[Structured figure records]
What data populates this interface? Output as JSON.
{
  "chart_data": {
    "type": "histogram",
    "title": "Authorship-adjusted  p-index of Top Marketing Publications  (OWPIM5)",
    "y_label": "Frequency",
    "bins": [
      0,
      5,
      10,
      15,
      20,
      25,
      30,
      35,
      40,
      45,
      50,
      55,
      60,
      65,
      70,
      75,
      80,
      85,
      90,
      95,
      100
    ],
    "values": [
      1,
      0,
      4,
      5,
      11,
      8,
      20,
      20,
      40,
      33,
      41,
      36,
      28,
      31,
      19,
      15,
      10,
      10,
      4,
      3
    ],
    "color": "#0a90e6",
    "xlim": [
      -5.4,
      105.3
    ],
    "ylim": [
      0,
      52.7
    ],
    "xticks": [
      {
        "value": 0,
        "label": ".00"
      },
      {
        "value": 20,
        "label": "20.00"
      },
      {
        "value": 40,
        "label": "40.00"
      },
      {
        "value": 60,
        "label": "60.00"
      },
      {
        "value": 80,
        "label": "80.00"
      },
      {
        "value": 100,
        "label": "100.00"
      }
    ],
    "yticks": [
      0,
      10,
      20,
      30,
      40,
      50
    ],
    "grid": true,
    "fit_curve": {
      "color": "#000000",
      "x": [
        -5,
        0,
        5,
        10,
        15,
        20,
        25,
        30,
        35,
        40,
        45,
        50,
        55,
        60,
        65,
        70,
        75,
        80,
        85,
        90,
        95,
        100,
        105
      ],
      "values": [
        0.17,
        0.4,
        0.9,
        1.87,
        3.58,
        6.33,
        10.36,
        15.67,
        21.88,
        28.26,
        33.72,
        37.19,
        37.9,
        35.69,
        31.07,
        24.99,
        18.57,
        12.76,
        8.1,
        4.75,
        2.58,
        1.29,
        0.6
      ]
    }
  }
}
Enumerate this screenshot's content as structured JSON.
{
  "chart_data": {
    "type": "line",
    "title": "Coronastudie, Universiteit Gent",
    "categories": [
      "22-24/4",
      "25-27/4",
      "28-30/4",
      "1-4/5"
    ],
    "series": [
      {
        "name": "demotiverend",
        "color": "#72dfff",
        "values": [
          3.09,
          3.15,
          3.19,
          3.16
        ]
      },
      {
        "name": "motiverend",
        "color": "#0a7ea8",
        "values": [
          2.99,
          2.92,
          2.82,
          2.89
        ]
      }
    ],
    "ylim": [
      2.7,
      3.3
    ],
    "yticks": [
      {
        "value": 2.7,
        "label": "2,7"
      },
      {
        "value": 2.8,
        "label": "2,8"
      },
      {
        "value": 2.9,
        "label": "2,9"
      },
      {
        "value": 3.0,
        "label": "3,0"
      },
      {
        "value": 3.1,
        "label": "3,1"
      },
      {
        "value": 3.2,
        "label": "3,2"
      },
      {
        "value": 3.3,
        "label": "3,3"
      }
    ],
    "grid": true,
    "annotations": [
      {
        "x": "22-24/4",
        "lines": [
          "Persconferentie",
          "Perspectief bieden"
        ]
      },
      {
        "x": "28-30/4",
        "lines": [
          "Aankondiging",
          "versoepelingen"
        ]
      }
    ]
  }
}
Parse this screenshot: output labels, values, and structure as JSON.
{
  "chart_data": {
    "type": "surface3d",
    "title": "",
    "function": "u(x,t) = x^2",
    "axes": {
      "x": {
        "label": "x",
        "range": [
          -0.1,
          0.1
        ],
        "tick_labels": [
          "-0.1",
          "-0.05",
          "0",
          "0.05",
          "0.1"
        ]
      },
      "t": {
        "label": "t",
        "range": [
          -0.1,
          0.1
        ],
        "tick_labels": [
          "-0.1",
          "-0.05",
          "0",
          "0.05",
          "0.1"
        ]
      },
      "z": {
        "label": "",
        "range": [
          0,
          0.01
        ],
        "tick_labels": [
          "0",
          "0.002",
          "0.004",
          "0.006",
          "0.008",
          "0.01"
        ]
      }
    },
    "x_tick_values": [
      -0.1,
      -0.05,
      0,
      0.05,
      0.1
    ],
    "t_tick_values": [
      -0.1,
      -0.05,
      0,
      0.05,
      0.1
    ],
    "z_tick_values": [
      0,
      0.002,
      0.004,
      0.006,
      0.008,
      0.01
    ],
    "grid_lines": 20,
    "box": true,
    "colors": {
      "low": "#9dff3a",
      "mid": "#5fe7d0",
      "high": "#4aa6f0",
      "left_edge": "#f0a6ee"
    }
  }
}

Short task: With both ends included, please retype exactly the lines from the line containing "Parse this screenshot: output" to the final line of the data.

Answer to the task:
Parse this screenshot: output labels, values, and structure as JSON.
{
  "chart_data": {
    "type": "surface3d",
    "title": "",
    "function": "u(x,t) = x^2",
    "axes": {
      "x": {
        "label": "x",
        "range": [
          -0.1,
          0.1
        ],
        "tick_labels": [
          "-0.1",
          "-0.05",
          "0",
          "0.05",
          "0.1"
        ]
      },
      "t": {
        "label": "t",
        "range": [
          -0.1,
          0.1
        ],
        "tick_labels": [
          "-0.1",
          "-0.05",
          "0",
          "0.05",
          "0.1"
        ]
      },
      "z": {
        "label": "",
        "range": [
          0,
          0.01
        ],
        "tick_labels": [
          "0",
          "0.002",
          "0.004",
          "0.006",
          "0.008",
          "0.01"
        ]
      }
    },
    "x_tick_values": [
      -0.1,
      -0.05,
      0,
      0.05,
      0.1
    ],
    "t_tick_values": [
      -0.1,
      -0.05,
      0,
      0.05,
      0.1
    ],
    "z_tick_values": [
      0,
      0.002,
      0.004,
      0.006,
      0.008,
      0.01
    ],
    "grid_lines": 20,
    "box": true,
    "colors": {
      "low": "#9dff3a",
      "mid": "#5fe7d0",
      "high": "#4aa6f0",
      "left_edge": "#f0a6ee"
    }
  }
}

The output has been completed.